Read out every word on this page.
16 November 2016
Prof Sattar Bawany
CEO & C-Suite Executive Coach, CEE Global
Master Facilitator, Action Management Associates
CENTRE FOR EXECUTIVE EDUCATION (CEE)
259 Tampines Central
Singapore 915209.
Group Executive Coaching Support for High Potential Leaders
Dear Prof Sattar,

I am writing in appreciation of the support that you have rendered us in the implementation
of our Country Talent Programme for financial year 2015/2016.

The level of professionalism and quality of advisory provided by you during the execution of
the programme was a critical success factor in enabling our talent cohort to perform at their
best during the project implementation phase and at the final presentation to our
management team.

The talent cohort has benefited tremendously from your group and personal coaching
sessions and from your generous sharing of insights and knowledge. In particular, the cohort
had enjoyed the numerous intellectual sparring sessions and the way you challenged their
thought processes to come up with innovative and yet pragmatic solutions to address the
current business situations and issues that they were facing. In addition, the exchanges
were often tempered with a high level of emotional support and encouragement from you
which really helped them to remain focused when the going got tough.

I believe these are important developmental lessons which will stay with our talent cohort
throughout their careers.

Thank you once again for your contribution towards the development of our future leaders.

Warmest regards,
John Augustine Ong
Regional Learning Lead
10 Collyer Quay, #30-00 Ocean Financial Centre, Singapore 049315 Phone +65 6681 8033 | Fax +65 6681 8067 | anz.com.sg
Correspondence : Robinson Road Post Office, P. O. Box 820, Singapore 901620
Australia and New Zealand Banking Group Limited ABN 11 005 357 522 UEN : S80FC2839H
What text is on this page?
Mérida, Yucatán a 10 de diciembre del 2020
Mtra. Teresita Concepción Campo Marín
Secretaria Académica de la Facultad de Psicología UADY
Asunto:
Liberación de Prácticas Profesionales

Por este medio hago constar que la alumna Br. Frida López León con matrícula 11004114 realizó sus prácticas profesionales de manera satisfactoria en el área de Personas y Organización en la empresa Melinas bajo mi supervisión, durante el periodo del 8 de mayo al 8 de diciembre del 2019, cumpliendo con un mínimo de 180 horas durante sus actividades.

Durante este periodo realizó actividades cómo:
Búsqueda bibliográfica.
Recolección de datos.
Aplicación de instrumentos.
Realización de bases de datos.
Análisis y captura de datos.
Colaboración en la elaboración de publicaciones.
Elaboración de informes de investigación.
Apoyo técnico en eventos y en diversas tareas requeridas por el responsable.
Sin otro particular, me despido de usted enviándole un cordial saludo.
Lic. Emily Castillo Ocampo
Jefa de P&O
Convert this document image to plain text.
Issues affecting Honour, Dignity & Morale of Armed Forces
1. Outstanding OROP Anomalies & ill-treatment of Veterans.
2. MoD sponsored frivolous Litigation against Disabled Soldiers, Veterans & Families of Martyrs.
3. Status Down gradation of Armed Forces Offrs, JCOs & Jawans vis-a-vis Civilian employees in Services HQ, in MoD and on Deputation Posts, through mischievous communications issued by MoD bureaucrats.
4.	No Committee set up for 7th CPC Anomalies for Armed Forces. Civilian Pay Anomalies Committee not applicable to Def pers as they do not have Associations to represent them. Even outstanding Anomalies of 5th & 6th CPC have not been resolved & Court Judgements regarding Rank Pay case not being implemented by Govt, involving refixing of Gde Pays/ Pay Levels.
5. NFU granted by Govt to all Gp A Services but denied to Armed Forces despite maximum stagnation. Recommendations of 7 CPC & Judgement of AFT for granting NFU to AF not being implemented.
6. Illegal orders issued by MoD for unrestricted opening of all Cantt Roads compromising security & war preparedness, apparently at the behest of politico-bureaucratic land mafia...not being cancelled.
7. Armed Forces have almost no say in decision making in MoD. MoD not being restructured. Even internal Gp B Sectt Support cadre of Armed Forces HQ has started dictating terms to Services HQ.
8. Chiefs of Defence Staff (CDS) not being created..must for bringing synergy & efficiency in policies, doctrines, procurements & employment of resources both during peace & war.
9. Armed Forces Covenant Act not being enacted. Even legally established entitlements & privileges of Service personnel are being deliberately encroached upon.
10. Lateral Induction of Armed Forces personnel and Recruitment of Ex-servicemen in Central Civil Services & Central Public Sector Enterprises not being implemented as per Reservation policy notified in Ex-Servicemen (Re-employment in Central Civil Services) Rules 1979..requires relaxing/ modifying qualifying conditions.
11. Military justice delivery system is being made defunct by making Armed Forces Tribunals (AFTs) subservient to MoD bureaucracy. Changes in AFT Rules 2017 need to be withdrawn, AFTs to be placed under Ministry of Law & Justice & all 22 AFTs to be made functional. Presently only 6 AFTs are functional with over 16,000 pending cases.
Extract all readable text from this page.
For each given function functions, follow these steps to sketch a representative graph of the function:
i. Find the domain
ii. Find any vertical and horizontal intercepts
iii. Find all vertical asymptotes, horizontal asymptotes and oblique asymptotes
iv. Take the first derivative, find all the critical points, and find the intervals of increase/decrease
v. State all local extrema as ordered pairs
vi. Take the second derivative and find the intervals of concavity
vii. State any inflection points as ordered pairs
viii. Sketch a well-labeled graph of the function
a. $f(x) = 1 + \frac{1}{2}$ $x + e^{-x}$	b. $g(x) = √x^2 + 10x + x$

## Your goal
Word for word, write out the data.

## Written response
Read out every word on this page.
16 November 2016
Prof Sattar Bawany
CEO & C-Suite Executive Coach, CEE Global
Master Facilitator, Action Management Associates
CENTRE FOR EXECUTIVE EDUCATION (CEE)
259 Tampines Central
Singapore 915209.
Group Executive Coaching Support for High Potential Leaders
Dear Prof Sattar,

I am writing in appreciation of the support that you have rendered us in the implementation
of our Country Talent Programme for financial year 2015/2016.

The level of professionalism and quality of advisory provided by you during the execution of
the programme was a critical success factor in enabling our talent cohort to perform at their
best during the project implementation phase and at the final presentation to our
management team.

The talent cohort has benefited tremendously from your group and personal coaching
sessions and from your generous sharing of insights and knowledge. In particular, the cohort
had enjoyed the numerous intellectual sparring sessions and the way you challenged their
thought processes to come up with innovative and yet pragmatic solutions to address the
current business situations and issues that they were facing. In addition, the exchanges
were often tempered with a high level of emotional support and encouragement from you
which really helped them to remain focused when the going got tough.

I believe these are important developmental lessons which will stay with our talent cohort
throughout their careers.

Thank you once again for your contribution towards the development of our future leaders.

Warmest regards,
John Augustine Ong
Regional Learning Lead
10 Collyer Quay, #30-00 Ocean Financial Centre, Singapore 049315 Phone +65 6681 8033 | Fax +65 6681 8067 | anz.com.sg
Correspondence : Robinson Road Post Office, P. O. Box 820, Singapore 901620
Australia and New Zealand Banking Group Limited ABN 11 005 357 522 UEN : S80FC2839H
What text is on this page?
Mérida, Yucatán a 10 de diciembre del 2020
Mtra. Teresita Concepción Campo Marín
Secretaria Académica de la Facultad de Psicología UADY
Asunto:
Liberación de Prácticas Profesionales

Por este medio hago constar que la alumna Br. Frida López León con matrícula 11004114 realizó sus prácticas profesionales de manera satisfactoria en el área de Personas y Organización en la empresa Melinas bajo mi supervisión, durante el periodo del 8 de mayo al 8 de diciembre del 2019, cumpliendo con un mínimo de 180 horas durante sus actividades.

Durante este periodo realizó actividades cómo:
Búsqueda bibliográfica.
Recolección de datos.
Aplicación de instrumentos.
Realización de bases de datos.
Análisis y captura de datos.
Colaboración en la elaboración de publicaciones.
Elaboración de informes de investigación.
Apoyo técnico en eventos y en diversas tareas requeridas por el responsable.
Sin otro particular, me despido de usted enviándole un cordial saludo.
Lic. Emily Castillo Ocampo
Jefa de P&O
Convert this document image to plain text.
Issues affecting Honour, Dignity & Morale of Armed Forces
1. Outstanding OROP Anomalies & ill-treatment of Veterans.
2. MoD sponsored frivolous Litigation against Disabled Soldiers, Veterans & Families of Martyrs.
3. Status Down gradation of Armed Forces Offrs, JCOs & Jawans vis-a-vis Civilian employees in Services HQ, in MoD and on Deputation Posts, through mischievous communications issued by MoD bureaucrats.
4.	No Committee set up for 7th CPC Anomalies for Armed Forces. Civilian Pay Anomalies Committee not applicable to Def pers as they do not have Associations to represent them. Even outstanding Anomalies of 5th & 6th CPC have not been resolved & Court Judgements regarding Rank Pay case not being implemented by Govt, involving refixing of Gde Pays/ Pay Levels.
5. NFU granted by Govt to all Gp A Services but denied to Armed Forces despite maximum stagnation. Recommendations of 7 CPC & Judgement of AFT for granting NFU to AF not being implemented.
6. Illegal orders issued by MoD for unrestricted opening of all Cantt Roads compromising security & war preparedness, apparently at the behest of politico-bureaucratic land mafia...not being cancelled.
7. Armed Forces have almost no say in decision making in MoD. MoD not being restructured. Even internal Gp B Sectt Support cadre of Armed Forces HQ has started dictating terms to Services HQ.
8. Chiefs of Defence Staff (CDS) not being created..must for bringing synergy & efficiency in policies, doctrines, procurements & employment of resources both during peace & war.
9. Armed Forces Covenant Act not being enacted. Even legally established entitlements & privileges of Service personnel are being deliberately encroached upon.
10. Lateral Induction of Armed Forces personnel and Recruitment of Ex-servicemen in Central Civil Services & Central Public Sector Enterprises not being implemented as per Reservation policy notified in Ex-Servicemen (Re-employment in Central Civil Services) Rules 1979..requires relaxing/ modifying qualifying conditions.
11. Military justice delivery system is being made defunct by making Armed Forces Tribunals (AFTs) subservient to MoD bureaucracy. Changes in AFT Rules 2017 need to be withdrawn, AFTs to be placed under Ministry of Law & Justice & all 22 AFTs to be made functional. Presently only 6 AFTs are functional with over 16,000 pending cases.
Extract all readable text from this page.
For each given function functions, follow these steps to sketch a representative graph of the function:
i. Find the domain
ii. Find any vertical and horizontal intercepts
iii. Find all vertical asymptotes, horizontal asymptotes and oblique asymptotes
iv. Take the first derivative, find all the critical points, and find the intervals of increase/decrease
v. State all local extrema as ordered pairs
vi. Take the second derivative and find the intervals of concavity
vii. State any inflection points as ordered pairs
viii. Sketch a well-labeled graph of the function
a. $f(x) = 1 + \frac{1}{2}$ $x + e^{-x}$	b. $g(x) = √x^2 + 10x + x$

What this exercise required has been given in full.